__What you should do__
Look over the lines below. Report each one that includes the string "name".

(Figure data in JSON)
>>>>>
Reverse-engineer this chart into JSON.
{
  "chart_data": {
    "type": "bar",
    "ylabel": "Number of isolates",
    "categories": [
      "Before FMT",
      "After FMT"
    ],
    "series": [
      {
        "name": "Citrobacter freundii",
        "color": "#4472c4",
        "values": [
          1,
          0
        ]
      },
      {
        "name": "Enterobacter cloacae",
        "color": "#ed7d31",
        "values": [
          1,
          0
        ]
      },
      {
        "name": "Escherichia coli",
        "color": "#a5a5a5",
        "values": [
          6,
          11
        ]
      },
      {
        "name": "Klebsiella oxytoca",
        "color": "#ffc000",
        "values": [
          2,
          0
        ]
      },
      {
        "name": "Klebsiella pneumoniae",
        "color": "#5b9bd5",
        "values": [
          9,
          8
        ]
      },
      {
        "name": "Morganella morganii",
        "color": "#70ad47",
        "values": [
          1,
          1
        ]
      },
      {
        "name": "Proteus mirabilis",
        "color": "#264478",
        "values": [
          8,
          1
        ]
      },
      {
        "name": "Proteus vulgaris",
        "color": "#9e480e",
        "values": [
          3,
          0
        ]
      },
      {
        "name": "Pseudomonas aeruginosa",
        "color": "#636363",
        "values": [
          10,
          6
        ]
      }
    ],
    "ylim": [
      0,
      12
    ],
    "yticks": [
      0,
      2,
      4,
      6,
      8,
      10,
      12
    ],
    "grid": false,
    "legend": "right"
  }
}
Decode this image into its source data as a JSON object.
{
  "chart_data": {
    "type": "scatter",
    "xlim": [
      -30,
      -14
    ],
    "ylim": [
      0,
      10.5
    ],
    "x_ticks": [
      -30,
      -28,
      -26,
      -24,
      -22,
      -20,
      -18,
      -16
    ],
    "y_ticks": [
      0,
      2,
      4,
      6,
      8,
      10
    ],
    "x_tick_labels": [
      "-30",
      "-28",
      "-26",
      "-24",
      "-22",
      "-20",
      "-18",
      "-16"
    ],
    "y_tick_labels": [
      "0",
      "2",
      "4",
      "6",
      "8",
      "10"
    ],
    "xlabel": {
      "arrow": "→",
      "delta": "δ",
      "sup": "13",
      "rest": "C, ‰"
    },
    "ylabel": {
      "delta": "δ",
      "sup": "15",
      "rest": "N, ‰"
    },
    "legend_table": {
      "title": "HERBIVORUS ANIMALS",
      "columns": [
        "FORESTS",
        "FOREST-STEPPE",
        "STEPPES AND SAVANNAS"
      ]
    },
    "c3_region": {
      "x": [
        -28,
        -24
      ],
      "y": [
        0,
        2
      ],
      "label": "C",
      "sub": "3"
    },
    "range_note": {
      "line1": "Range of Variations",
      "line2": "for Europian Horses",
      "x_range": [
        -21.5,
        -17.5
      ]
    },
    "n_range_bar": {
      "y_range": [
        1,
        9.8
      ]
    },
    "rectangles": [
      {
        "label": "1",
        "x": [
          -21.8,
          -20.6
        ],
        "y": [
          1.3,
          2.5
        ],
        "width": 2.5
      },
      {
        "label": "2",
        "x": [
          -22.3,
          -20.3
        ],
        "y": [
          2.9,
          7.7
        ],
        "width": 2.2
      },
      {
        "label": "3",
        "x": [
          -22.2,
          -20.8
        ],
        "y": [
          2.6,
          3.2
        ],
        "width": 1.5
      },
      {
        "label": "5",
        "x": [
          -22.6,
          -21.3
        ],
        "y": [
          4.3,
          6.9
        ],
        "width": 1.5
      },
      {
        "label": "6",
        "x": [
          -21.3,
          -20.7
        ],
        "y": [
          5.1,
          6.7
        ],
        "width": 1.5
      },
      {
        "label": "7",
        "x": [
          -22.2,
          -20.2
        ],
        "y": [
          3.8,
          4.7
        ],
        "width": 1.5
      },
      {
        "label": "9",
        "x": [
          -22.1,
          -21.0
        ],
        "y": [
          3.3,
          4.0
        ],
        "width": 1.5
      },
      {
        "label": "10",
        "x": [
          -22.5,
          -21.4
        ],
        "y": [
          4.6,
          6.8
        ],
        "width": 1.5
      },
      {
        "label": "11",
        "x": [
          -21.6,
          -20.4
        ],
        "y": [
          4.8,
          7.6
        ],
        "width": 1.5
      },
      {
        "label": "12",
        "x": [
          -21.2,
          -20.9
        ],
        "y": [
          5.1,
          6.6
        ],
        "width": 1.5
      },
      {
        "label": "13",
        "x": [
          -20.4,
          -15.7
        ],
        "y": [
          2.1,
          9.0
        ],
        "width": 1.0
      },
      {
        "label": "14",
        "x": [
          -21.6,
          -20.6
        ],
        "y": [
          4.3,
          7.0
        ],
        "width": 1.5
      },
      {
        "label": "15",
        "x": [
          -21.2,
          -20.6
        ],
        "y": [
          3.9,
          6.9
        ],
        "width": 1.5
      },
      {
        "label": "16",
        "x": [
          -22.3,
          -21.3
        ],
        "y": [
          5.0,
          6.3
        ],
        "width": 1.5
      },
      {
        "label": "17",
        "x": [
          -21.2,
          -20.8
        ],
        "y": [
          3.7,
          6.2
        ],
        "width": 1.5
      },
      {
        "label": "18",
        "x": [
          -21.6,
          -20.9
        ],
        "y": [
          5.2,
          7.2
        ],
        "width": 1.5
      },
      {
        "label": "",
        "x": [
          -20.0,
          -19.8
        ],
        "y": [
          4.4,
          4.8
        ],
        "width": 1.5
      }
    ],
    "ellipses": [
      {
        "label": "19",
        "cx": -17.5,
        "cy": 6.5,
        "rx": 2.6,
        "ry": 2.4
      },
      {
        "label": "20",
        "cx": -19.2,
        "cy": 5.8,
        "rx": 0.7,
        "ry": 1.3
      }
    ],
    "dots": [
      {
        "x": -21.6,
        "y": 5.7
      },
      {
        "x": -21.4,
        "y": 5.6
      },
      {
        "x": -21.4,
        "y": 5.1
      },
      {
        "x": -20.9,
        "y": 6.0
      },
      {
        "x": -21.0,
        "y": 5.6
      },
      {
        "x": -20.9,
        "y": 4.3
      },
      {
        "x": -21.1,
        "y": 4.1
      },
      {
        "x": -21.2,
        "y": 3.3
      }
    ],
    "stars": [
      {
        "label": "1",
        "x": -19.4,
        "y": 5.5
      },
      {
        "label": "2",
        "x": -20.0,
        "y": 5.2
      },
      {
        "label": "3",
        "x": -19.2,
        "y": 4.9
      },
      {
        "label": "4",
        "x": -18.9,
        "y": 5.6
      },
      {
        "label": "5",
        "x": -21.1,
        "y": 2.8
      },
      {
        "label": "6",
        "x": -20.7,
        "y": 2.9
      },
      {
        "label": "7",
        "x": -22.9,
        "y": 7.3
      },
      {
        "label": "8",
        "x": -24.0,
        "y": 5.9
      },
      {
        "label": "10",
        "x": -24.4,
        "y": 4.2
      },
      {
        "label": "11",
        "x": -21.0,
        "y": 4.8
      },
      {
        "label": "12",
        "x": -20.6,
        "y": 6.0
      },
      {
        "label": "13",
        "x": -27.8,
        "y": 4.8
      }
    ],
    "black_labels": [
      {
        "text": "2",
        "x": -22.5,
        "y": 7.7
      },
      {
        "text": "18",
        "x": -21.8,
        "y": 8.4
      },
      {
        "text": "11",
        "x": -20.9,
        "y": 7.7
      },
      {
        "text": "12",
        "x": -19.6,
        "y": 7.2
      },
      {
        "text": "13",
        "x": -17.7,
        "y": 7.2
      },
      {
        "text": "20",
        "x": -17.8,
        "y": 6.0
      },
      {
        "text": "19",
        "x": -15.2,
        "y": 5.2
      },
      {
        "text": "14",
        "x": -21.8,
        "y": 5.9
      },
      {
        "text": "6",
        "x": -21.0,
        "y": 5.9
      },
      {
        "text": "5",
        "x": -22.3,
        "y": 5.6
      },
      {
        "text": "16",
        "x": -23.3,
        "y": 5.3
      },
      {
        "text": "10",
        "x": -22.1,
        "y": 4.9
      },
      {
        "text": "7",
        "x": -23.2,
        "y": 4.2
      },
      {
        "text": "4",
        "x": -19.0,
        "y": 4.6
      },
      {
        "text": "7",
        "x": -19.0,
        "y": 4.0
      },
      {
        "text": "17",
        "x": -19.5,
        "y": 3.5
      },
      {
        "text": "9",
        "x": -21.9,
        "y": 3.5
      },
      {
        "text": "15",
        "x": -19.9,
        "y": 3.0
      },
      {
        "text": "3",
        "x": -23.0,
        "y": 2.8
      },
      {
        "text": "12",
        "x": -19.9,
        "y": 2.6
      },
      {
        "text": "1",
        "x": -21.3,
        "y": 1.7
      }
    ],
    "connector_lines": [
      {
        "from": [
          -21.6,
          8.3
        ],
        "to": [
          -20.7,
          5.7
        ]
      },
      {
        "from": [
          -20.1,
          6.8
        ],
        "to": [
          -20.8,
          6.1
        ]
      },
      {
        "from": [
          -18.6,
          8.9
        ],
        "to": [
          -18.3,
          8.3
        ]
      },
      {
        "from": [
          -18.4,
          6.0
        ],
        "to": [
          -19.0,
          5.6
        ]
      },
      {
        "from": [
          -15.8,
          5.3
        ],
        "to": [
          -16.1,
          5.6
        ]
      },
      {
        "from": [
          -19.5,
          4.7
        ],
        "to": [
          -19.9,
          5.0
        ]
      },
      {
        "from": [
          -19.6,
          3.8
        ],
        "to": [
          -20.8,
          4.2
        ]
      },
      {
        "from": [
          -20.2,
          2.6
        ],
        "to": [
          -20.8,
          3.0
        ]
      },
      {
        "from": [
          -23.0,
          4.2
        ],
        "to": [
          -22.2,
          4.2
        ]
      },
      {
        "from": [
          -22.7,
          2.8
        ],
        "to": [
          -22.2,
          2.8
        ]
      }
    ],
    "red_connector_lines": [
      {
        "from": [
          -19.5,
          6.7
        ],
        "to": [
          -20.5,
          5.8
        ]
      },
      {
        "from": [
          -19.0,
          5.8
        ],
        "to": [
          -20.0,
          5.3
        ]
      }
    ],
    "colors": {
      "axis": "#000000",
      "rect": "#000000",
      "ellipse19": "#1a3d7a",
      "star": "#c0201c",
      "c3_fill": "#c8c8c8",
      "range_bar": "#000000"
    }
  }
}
<<<<<
__Result for this task__
        "name": "Citrobacter freundii",
        "name": "Enterobacter cloacae",
        "name": "Escherichia coli",
        "name": "Klebsiella oxytoca",
        "name": "Klebsiella pneumoniae",
        "name": "Morganella morganii",
        "name": "Proteus mirabilis",
        "name": "Proteus vulgaris",
        "name": "Pseudomonas aeruginosa",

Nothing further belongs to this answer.